Exercise instructions:
Output all entries verbatim. Skip pictures.

Source data:

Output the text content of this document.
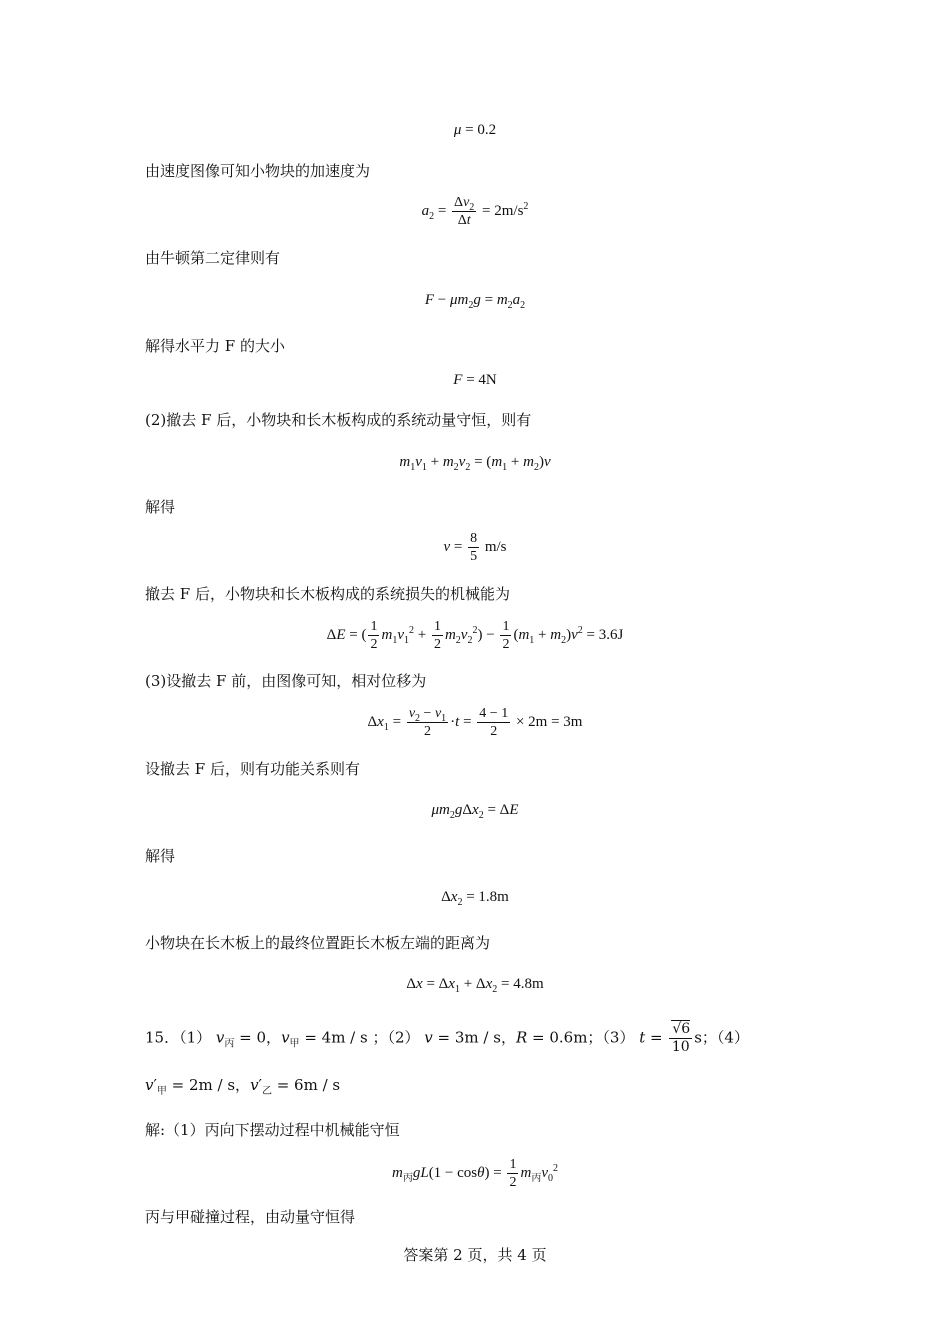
μ = 0.2
由速度图像可知小物块的加速度为
$a_2 = \frac{\Delta v_2}{\Delta t} = 2m/s^2$
由牛顿第二定律则有
$F - \mu m_2g = m_2a_2$
解得水平力 F 的大小
F = 4N
(2)撤去 F 后，小物块和长木板构成的系统动量守恒，则有
$m_1v_1 + m_2v_2 = (m_1 + m_2)v$
解得
$v = \frac{8}{5} m/s$
撤去 F 后，小物块和长木板构成的系统损失的机械能为
ΔE = ( $\frac{1}{2} m_1v_1^2 + \frac{1}{2} m_2v_2^2) - \frac{1}{2} (m_1 + m_2)v^2 = 3.6J$
(3)设撤去 F 前，由图像可知，相对位移为
$\Delta x_1 = \frac{v_2 - v_1}{2} \cdot t = \frac{4 - 1}{2} \times 2m = 3m$
设撤去 F 后，则有功能关系则有
$\mu m_2g\Delta x_2 = \Delta E$
解得
$\Delta x_2 = 1.8m$
小物块在长木板上的最终位置距长木板左端的距离为
$\Delta x = \Delta x_1 + \Delta x_2 = 4.8m$
15．（1） $v_丙 = 0$，$v_甲 = 4m / s$ ；（2） v = 3m / s，R = 0.6m；（3） $t = \frac{√6}{10}$ s；（4）
$v'_甲 = 2m / s$，$v'_乙 = 6m / s$
解:（1）丙向下摆动过程中机械能守恒
$m_丙gL(1 - \cos\theta) = \frac{1}{2} m_丙v_0^2$
丙与甲碰撞过程，由动量守恒得
答案第 2 页，共 4 页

Completed exercise:
Output the text content of this document.
μ = 0.2
由速度图像可知小物块的加速度为
$a_2 = \frac{\Delta v_2}{\Delta t} = 2m/s^2$
由牛顿第二定律则有
$F - \mu m_2g = m_2a_2$
解得水平力 F 的大小
F = 4N
(2)撤去 F 后，小物块和长木板构成的系统动量守恒，则有
$m_1v_1 + m_2v_2 = (m_1 + m_2)v$
解得
$v = \frac{8}{5} m/s$
撤去 F 后，小物块和长木板构成的系统损失的机械能为
ΔE = ( $\frac{1}{2} m_1v_1^2 + \frac{1}{2} m_2v_2^2) - \frac{1}{2} (m_1 + m_2)v^2 = 3.6J$
(3)设撤去 F 前，由图像可知，相对位移为
$\Delta x_1 = \frac{v_2 - v_1}{2} \cdot t = \frac{4 - 1}{2} \times 2m = 3m$
设撤去 F 后，则有功能关系则有
$\mu m_2g\Delta x_2 = \Delta E$
解得
$\Delta x_2 = 1.8m$
小物块在长木板上的最终位置距长木板左端的距离为
$\Delta x = \Delta x_1 + \Delta x_2 = 4.8m$
15．（1） $v_丙 = 0$，$v_甲 = 4m / s$ ；（2） v = 3m / s，R = 0.6m；（3） $t = \frac{√6}{10}$ s；（4）
$v'_甲 = 2m / s$，$v'_乙 = 6m / s$
解:（1）丙向下摆动过程中机械能守恒
$m_丙gL(1 - \cos\theta) = \frac{1}{2} m_丙v_0^2$
丙与甲碰撞过程，由动量守恒得
答案第 2 页，共 4 页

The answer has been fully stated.